━━━━━ DATA TO USE

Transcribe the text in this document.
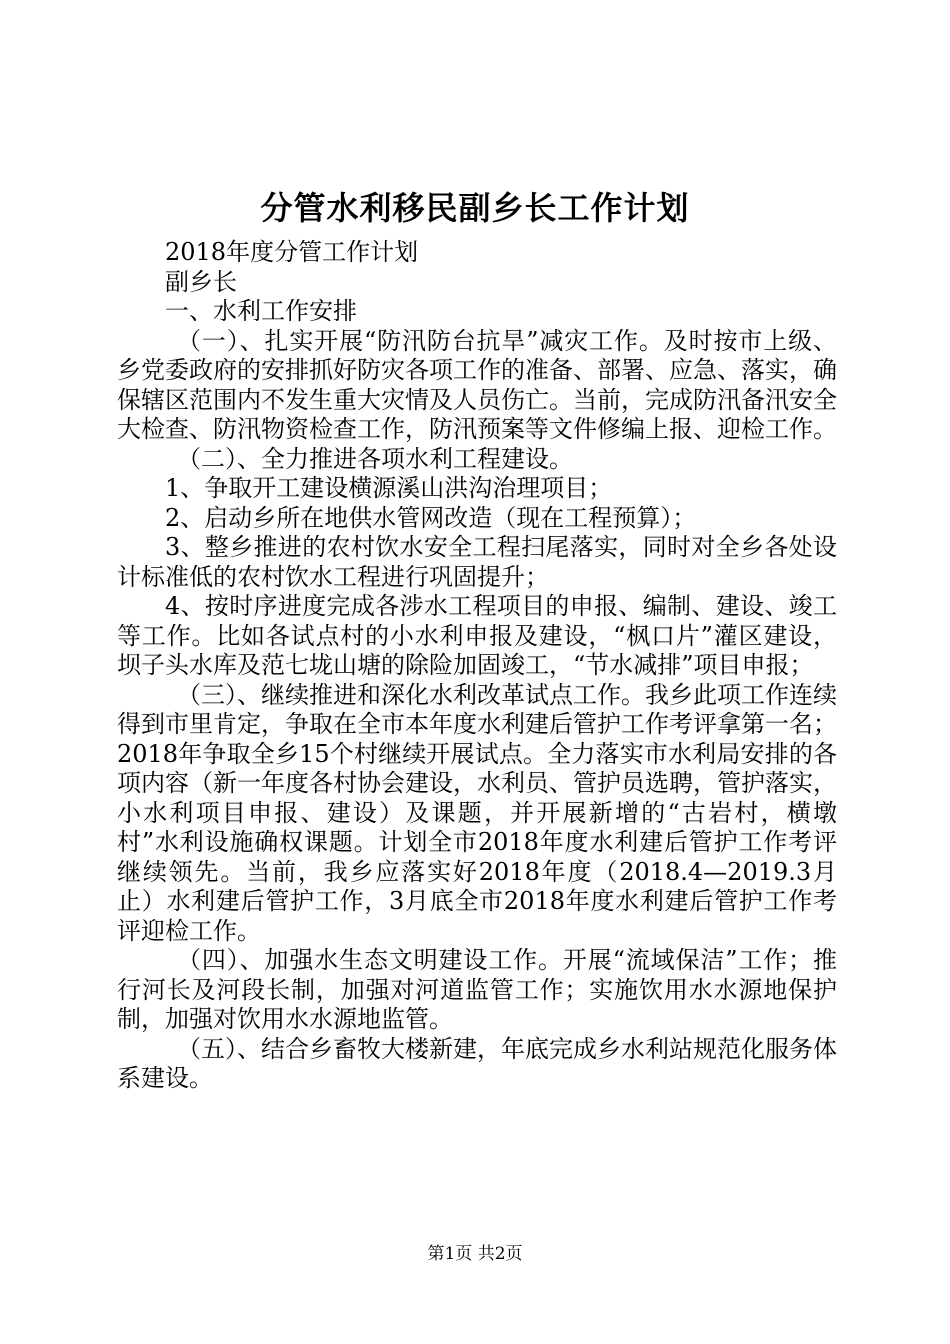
分管水利移民副乡长工作计划

2018年度分管工作计划

副乡长

一、水利工作安排

（一）、扎实开展“防汛防台抗旱”减灾工作。及时按市上级、乡党委政府的安排抓好防灾各项工作的准备、部署、应急、落实，确保辖区范围内不发生重大灾情及人员伤亡。当前，完成防汛备汛安全大检查、防汛物资检查工作，防汛预案等文件修编上报、迎检工作。

（二）、全力推进各项水利工程建设。

1、争取开工建设横源溪山洪沟治理项目；

2、启动乡所在地供水管网改造（现在工程预算）；

3、整乡推进的农村饮水安全工程扫尾落实，同时对全乡各处设计标准低的农村饮水工程进行巩固提升；

4、按时序进度完成各涉水工程项目的申报、编制、建设、竣工等工作。比如各试点村的小水利申报及建设，“枫口片”灌区建设，坝子头水库及范七垅山塘的除险加固竣工，“节水减排”项目申报；

（三）、继续推进和深化水利改革试点工作。我乡此项工作连续得到市里肯定，争取在全市本年度水利建后管护工作考评拿第一名；2018年争取全乡15个村继续开展试点。全力落实市水利局安排的各项内容（新一年度各村协会建设，水利员、管护员选聘，管护落实，小水利项目申报、建设）及课题，并开展新增的“古岩村，横墩村”水利设施确权课题。计划全市2018年度水利建后管护工作考评继续领先。当前，我乡应落实好2018年度（2018.4—2019.3月止）水利建后管护工作，3月底全市2018年度水利建后管护工作考评迎检工作。

（四）、加强水生态文明建设工作。开展“流域保洁”工作；推行河长及河段长制，加强对河道监管工作；实施饮用水水源地保护制，加强对饮用水水源地监管。

（五）、结合乡畜牧大楼新建，年底完成乡水利站规范化服务体系建设。

第1页 共2页
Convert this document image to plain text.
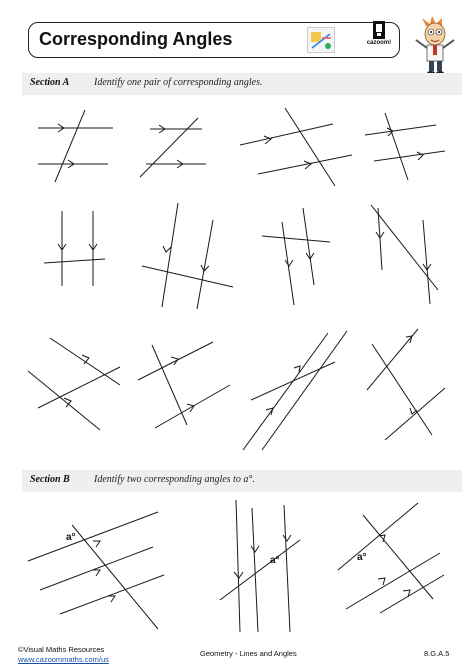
Corresponding Angles	cazoom!
Section A Identify one pair of corresponding angles.
Section B Identify two corresponding angles to a°.
a°
a°	a°
©Visual Maths Resources
www.cazoommaths.com/us
Geometry - Lines and Angles	8.G.A.5
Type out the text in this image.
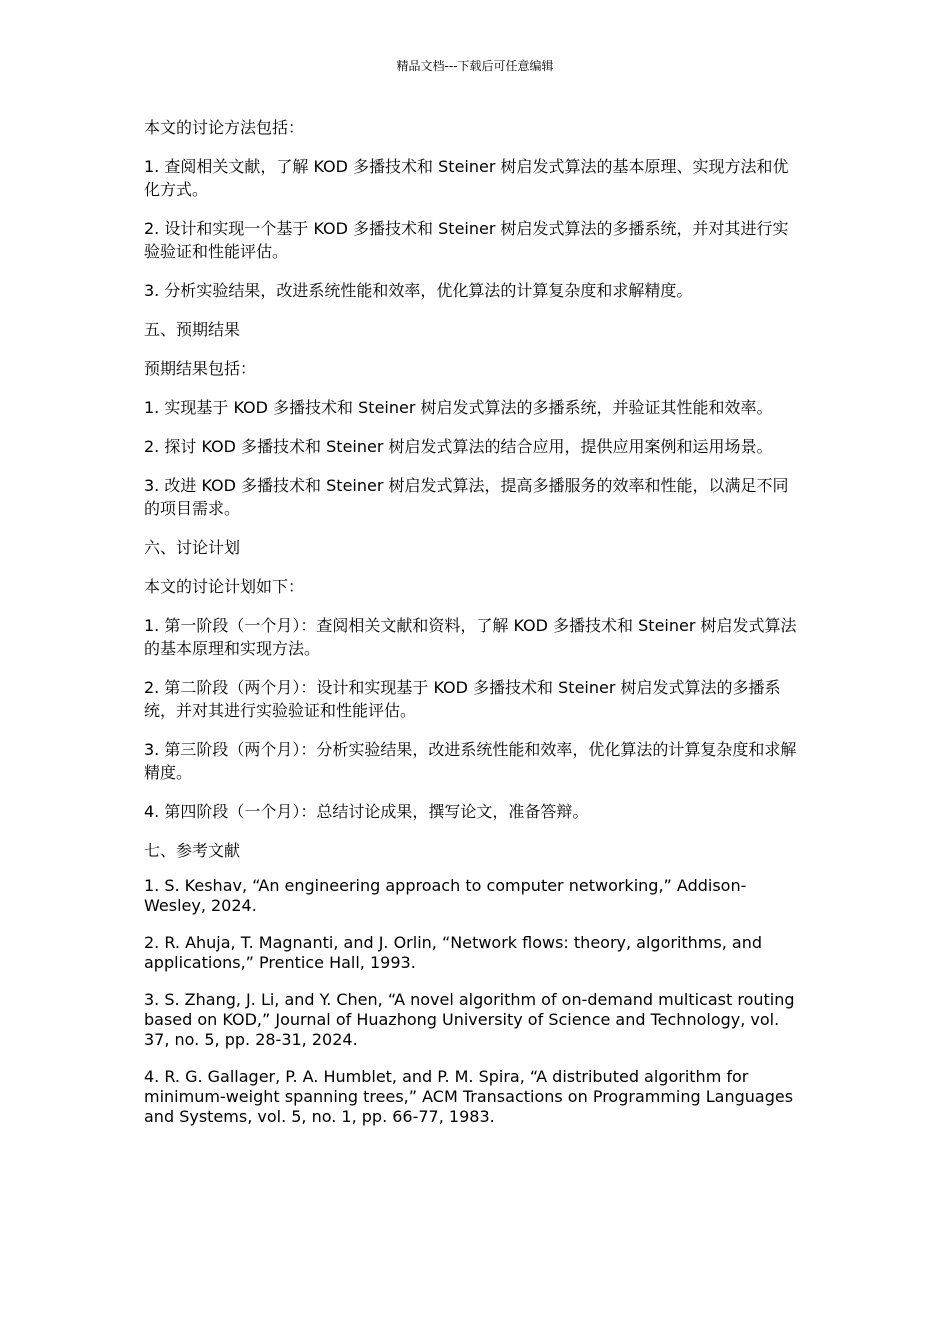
精品文档---下载后可任意编辑

本文的讨论方法包括：

1. 查阅相关文献，了解 KOD 多播技术和 Steiner 树启发式算法的基本原理、实现方法和优化方式。

2. 设计和实现一个基于 KOD 多播技术和 Steiner 树启发式算法的多播系统，并对其进行实验验证和性能评估。

3. 分析实验结果，改进系统性能和效率，优化算法的计算复杂度和求解精度。

五、预期结果

预期结果包括：

1. 实现基于 KOD 多播技术和 Steiner 树启发式算法的多播系统，并验证其性能和效率。

2. 探讨 KOD 多播技术和 Steiner 树启发式算法的结合应用，提供应用案例和运用场景。

3. 改进 KOD 多播技术和 Steiner 树启发式算法，提高多播服务的效率和性能，以满足不同的项目需求。

六、讨论计划

本文的讨论计划如下：

1. 第一阶段（一个月）：查阅相关文献和资料，了解 KOD 多播技术和 Steiner 树启发式算法的基本原理和实现方法。

2. 第二阶段（两个月）：设计和实现基于 KOD 多播技术和 Steiner 树启发式算法的多播系统，并对其进行实验验证和性能评估。

3. 第三阶段（两个月）：分析实验结果，改进系统性能和效率，优化算法的计算复杂度和求解精度。

4. 第四阶段（一个月）：总结讨论成果，撰写论文，准备答辩。

七、参考文献

1. S. Keshav, “An engineering approach to computer networking,” Addison-Wesley, 2024.

2. R. Ahuja, T. Magnanti, and J. Orlin, “Network flows: theory, algorithms, and applications,” Prentice Hall, 1993.

3. S. Zhang, J. Li, and Y. Chen, “A novel algorithm of on-demand multicast routing based on KOD,” Journal of Huazhong University of Science and Technology, vol. 37, no. 5, pp. 28-31, 2024.

4. R. G. Gallager, P. A. Humblet, and P. M. Spira, “A distributed algorithm for minimum-weight spanning trees,” ACM Transactions on Programming Languages and Systems, vol. 5, no. 1, pp. 66-77, 1983.
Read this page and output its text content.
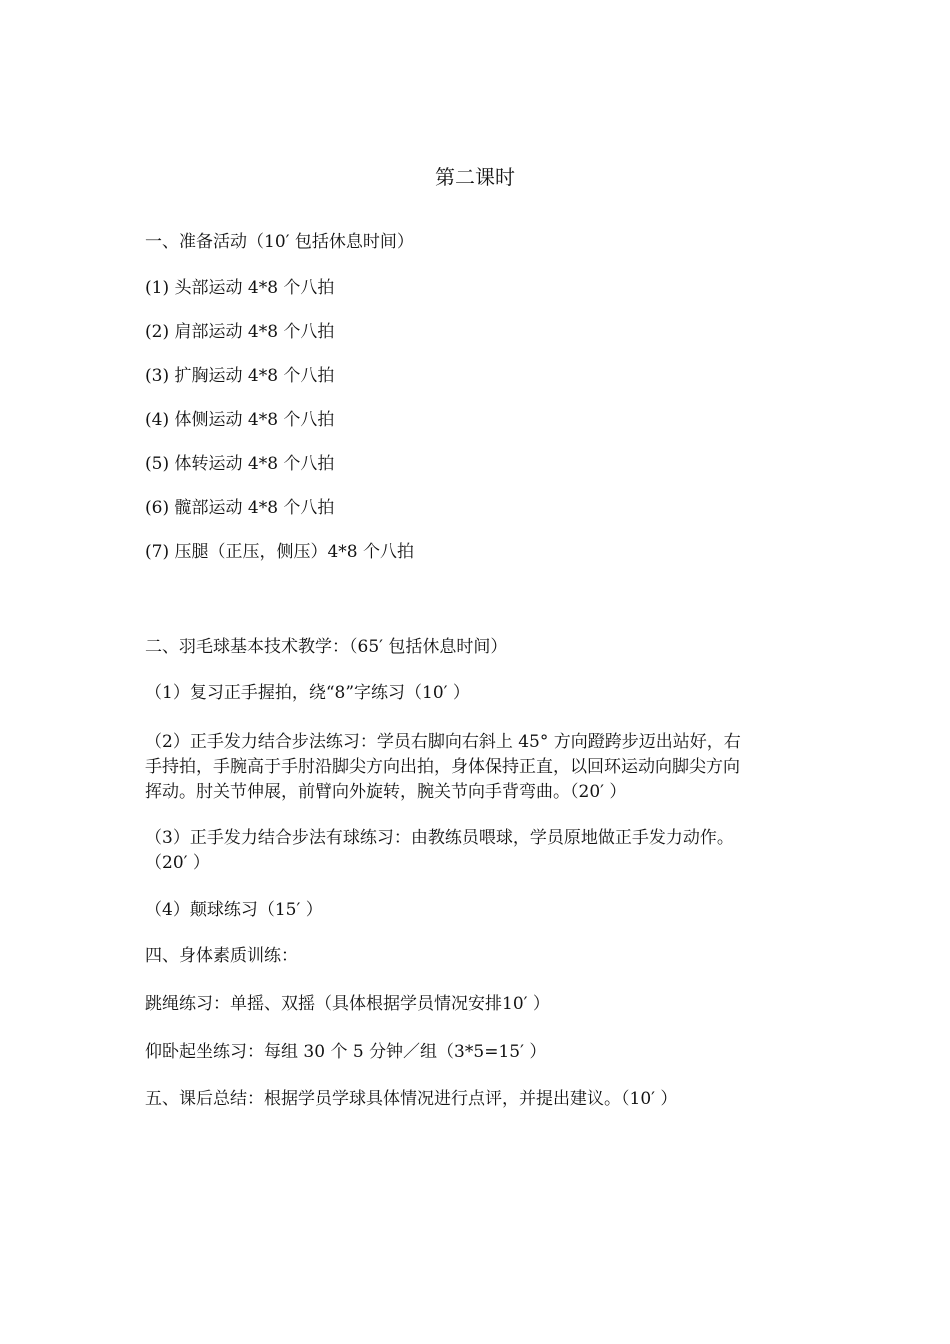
第二课时
一、准备活动（10′ 包括休息时间）
(1) 头部运动 4*8 个八拍
(2) 肩部运动 4*8 个八拍
(3) 扩胸运动 4*8 个八拍
(4) 体侧运动 4*8 个八拍
(5) 体转运动 4*8 个八拍
(6) 髋部运动 4*8 个八拍
(7) 压腿（正压，侧压）4*8 个八拍
二、羽毛球基本技术教学：（65′ 包括休息时间）
（1）复习正手握拍，绕“8”字练习（10′ ）
（2）正手发力结合步法练习：学员右脚向右斜上 45° 方向蹬跨步迈出站好，右
手持拍，手腕高于手肘沿脚尖方向出拍，身体保持正直，以回环运动向脚尖方向
挥动。肘关节伸展，前臂向外旋转，腕关节向手背弯曲。（20′ ）
（3）正手发力结合步法有球练习：由教练员喂球，学员原地做正手发力动作。
（20′ ）
（4）颠球练习（15′ ）
四、身体素质训练：
跳绳练习：单摇、双摇（具体根据学员情况安排10′ ）
仰卧起坐练习：每组 30 个 5 分钟／组（3*5=15′ ）
五、课后总结：根据学员学球具体情况进行点评，并提出建议。（10′ ）
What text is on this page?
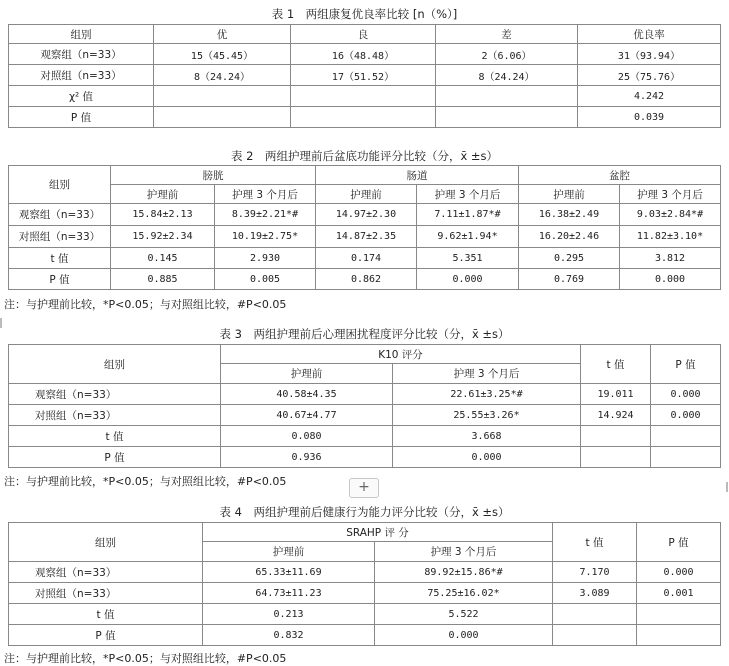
表 1　两组康复优良率比较 [n（%）]
组别	优	良	差	优良率
观察组（n=33）	15（45.45）	16（48.48）	2（6.06）	31（93.94）
对照组（n=33）	8（24.24）	17（51.52）	8（24.24）	25（75.76）
χ² 值				4.242
P 值				0.039
表 2　两组护理前后盆底功能评分比较（分，x̄ ±s）
组别	膀胱		肠道		盆腔	
	护理前	护理 3 个月后	护理前	护理 3 个月后	护理前	护理 3 个月后
观察组（n=33）	15.84±2.13	8.39±2.21*#	14.97±2.30	7.11±1.87*#	16.38±2.49	9.03±2.84*#
对照组（n=33）	15.92±2.34	10.19±2.75*	14.87±2.35	9.62±1.94*	16.20±2.46	11.82±3.10*
t 值	0.145	2.930	0.174	5.351	0.295	3.812
P 值	0.885	0.005	0.862	0.000	0.769	0.000
注：与护理前比较，*P<0.05；与对照组比较，#P<0.05
表 3　两组护理前后心理困扰程度评分比较（分，x̄ ±s）
组别	K10 评分		t 值	P 值
	护理前	护理 3 个月后		
观察组（n=33）	40.58±4.35	22.61±3.25*#	19.011	0.000
对照组（n=33）	40.67±4.77	25.55±3.26*	14.924	0.000
t 值	0.080	3.668		
P 值	0.936	0.000		
注：与护理前比较，*P<0.05；与对照组比较，#P<0.05	+
表 4　两组护理前后健康行为能力评分比较（分，x̄ ±s）
组别	SRAHP 评 分		t 值	P 值
	护理前	护理 3 个月后		
观察组（n=33）	65.33±11.69	89.92±15.86*#	7.170	0.000
对照组（n=33）	64.73±11.23	75.25±16.02*	3.089	0.001
t 值	0.213	5.522		
P 值	0.832	0.000		
注：与护理前比较，*P<0.05；与对照组比较，#P<0.05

━━━━━━━━━━

▶ _AIM_
Go through the listing above and write it out again exactly, dropping the pictures.

▶ _COMPLETE OUTPUT_
Transcribe the text in this document.
分管水利移民副乡长工作计划

2018年度分管工作计划

副乡长

一、水利工作安排

（一）、扎实开展“防汛防台抗旱”减灾工作。及时按市上级、乡党委政府的安排抓好防灾各项工作的准备、部署、应急、落实，确保辖区范围内不发生重大灾情及人员伤亡。当前，完成防汛备汛安全大检查、防汛物资检查工作，防汛预案等文件修编上报、迎检工作。

（二）、全力推进各项水利工程建设。

1、争取开工建设横源溪山洪沟治理项目；

2、启动乡所在地供水管网改造（现在工程预算）；

3、整乡推进的农村饮水安全工程扫尾落实，同时对全乡各处设计标准低的农村饮水工程进行巩固提升；

4、按时序进度完成各涉水工程项目的申报、编制、建设、竣工等工作。比如各试点村的小水利申报及建设，“枫口片”灌区建设，坝子头水库及范七垅山塘的除险加固竣工，“节水减排”项目申报；

（三）、继续推进和深化水利改革试点工作。我乡此项工作连续得到市里肯定，争取在全市本年度水利建后管护工作考评拿第一名；2018年争取全乡15个村继续开展试点。全力落实市水利局安排的各项内容（新一年度各村协会建设，水利员、管护员选聘，管护落实，小水利项目申报、建设）及课题，并开展新增的“古岩村，横墩村”水利设施确权课题。计划全市2018年度水利建后管护工作考评继续领先。当前，我乡应落实好2018年度（2018.4—2019.3月止）水利建后管护工作，3月底全市2018年度水利建后管护工作考评迎检工作。

（四）、加强水生态文明建设工作。开展“流域保洁”工作；推行河长及河段长制，加强对河道监管工作；实施饮用水水源地保护制，加强对饮用水水源地监管。

（五）、结合乡畜牧大楼新建，年底完成乡水利站规范化服务体系建设。

第1页 共2页
Convert this document image to plain text.
Corresponding Angles	cazoom!
Section A Identify one pair of corresponding angles.
Section B Identify two corresponding angles to a°.
a°
a°	a°
©Visual Maths Resources
www.cazoommaths.com/us
Geometry - Lines and Angles	8.G.A.5
Type out the text in this image.
精品文档---下载后可任意编辑

本文的讨论方法包括：

1. 查阅相关文献，了解 KOD 多播技术和 Steiner 树启发式算法的基本原理、实现方法和优化方式。

2. 设计和实现一个基于 KOD 多播技术和 Steiner 树启发式算法的多播系统，并对其进行实验验证和性能评估。

3. 分析实验结果，改进系统性能和效率，优化算法的计算复杂度和求解精度。

五、预期结果

预期结果包括：

1. 实现基于 KOD 多播技术和 Steiner 树启发式算法的多播系统，并验证其性能和效率。

2. 探讨 KOD 多播技术和 Steiner 树启发式算法的结合应用，提供应用案例和运用场景。

3. 改进 KOD 多播技术和 Steiner 树启发式算法，提高多播服务的效率和性能，以满足不同的项目需求。

六、讨论计划

本文的讨论计划如下：

1. 第一阶段（一个月）：查阅相关文献和资料，了解 KOD 多播技术和 Steiner 树启发式算法的基本原理和实现方法。

2. 第二阶段（两个月）：设计和实现基于 KOD 多播技术和 Steiner 树启发式算法的多播系统，并对其进行实验验证和性能评估。

3. 第三阶段（两个月）：分析实验结果，改进系统性能和效率，优化算法的计算复杂度和求解精度。

4. 第四阶段（一个月）：总结讨论成果，撰写论文，准备答辩。

七、参考文献

1. S. Keshav, “An engineering approach to computer networking,” Addison-Wesley, 2024.

2. R. Ahuja, T. Magnanti, and J. Orlin, “Network flows: theory, algorithms, and applications,” Prentice Hall, 1993.

3. S. Zhang, J. Li, and Y. Chen, “A novel algorithm of on-demand multicast routing based on KOD,” Journal of Huazhong University of Science and Technology, vol. 37, no. 5, pp. 28-31, 2024.

4. R. G. Gallager, P. A. Humblet, and P. M. Spira, “A distributed algorithm for minimum-weight spanning trees,” ACM Transactions on Programming Languages and Systems, vol. 5, no. 1, pp. 66-77, 1983.
Read this page and output its text content.
第二课时
一、准备活动（10′ 包括休息时间）
(1) 头部运动 4*8 个八拍
(2) 肩部运动 4*8 个八拍
(3) 扩胸运动 4*8 个八拍
(4) 体侧运动 4*8 个八拍
(5) 体转运动 4*8 个八拍
(6) 髋部运动 4*8 个八拍
(7) 压腿（正压，侧压）4*8 个八拍
二、羽毛球基本技术教学：（65′ 包括休息时间）
（1）复习正手握拍，绕“8”字练习（10′ ）
（2）正手发力结合步法练习：学员右脚向右斜上 45° 方向蹬跨步迈出站好，右
手持拍，手腕高于手肘沿脚尖方向出拍，身体保持正直，以回环运动向脚尖方向
挥动。肘关节伸展，前臂向外旋转，腕关节向手背弯曲。（20′ ）
（3）正手发力结合步法有球练习：由教练员喂球，学员原地做正手发力动作。
（20′ ）
（4）颠球练习（15′ ）
四、身体素质训练：
跳绳练习：单摇、双摇（具体根据学员情况安排10′ ）
仰卧起坐练习：每组 30 个 5 分钟／组（3*5=15′ ）
五、课后总结：根据学员学球具体情况进行点评，并提出建议。（10′ ）
What text is on this page?
表 1　两组康复优良率比较 [n（%）]
组别	优	良	差	优良率
观察组（n=33）	15（45.45）	16（48.48）	2（6.06）	31（93.94）
对照组（n=33）	8（24.24）	17（51.52）	8（24.24）	25（75.76）
χ² 值				4.242
P 值				0.039
表 2　两组护理前后盆底功能评分比较（分，x̄ ±s）
组别	膀胱		肠道		盆腔	
	护理前	护理 3 个月后	护理前	护理 3 个月后	护理前	护理 3 个月后
观察组（n=33）	15.84±2.13	8.39±2.21*#	14.97±2.30	7.11±1.87*#	16.38±2.49	9.03±2.84*#
对照组（n=33）	15.92±2.34	10.19±2.75*	14.87±2.35	9.62±1.94*	16.20±2.46	11.82±3.10*
t 值	0.145	2.930	0.174	5.351	0.295	3.812
P 值	0.885	0.005	0.862	0.000	0.769	0.000
注：与护理前比较，*P<0.05；与对照组比较，#P<0.05
表 3　两组护理前后心理困扰程度评分比较（分，x̄ ±s）
组别	K10 评分		t 值	P 值
	护理前	护理 3 个月后		
观察组（n=33）	40.58±4.35	22.61±3.25*#	19.011	0.000
对照组（n=33）	40.67±4.77	25.55±3.26*	14.924	0.000
t 值	0.080	3.668		
P 值	0.936	0.000		
注：与护理前比较，*P<0.05；与对照组比较，#P<0.05	+
表 4　两组护理前后健康行为能力评分比较（分，x̄ ±s）
组别	SRAHP 评 分		t 值	P 值
	护理前	护理 3 个月后		
观察组（n=33）	65.33±11.69	89.92±15.86*#	7.170	0.000
对照组（n=33）	64.73±11.23	75.25±16.02*	3.089	0.001
t 值	0.213	5.522		
P 值	0.832	0.000		
注：与护理前比较，*P<0.05；与对照组比较，#P<0.05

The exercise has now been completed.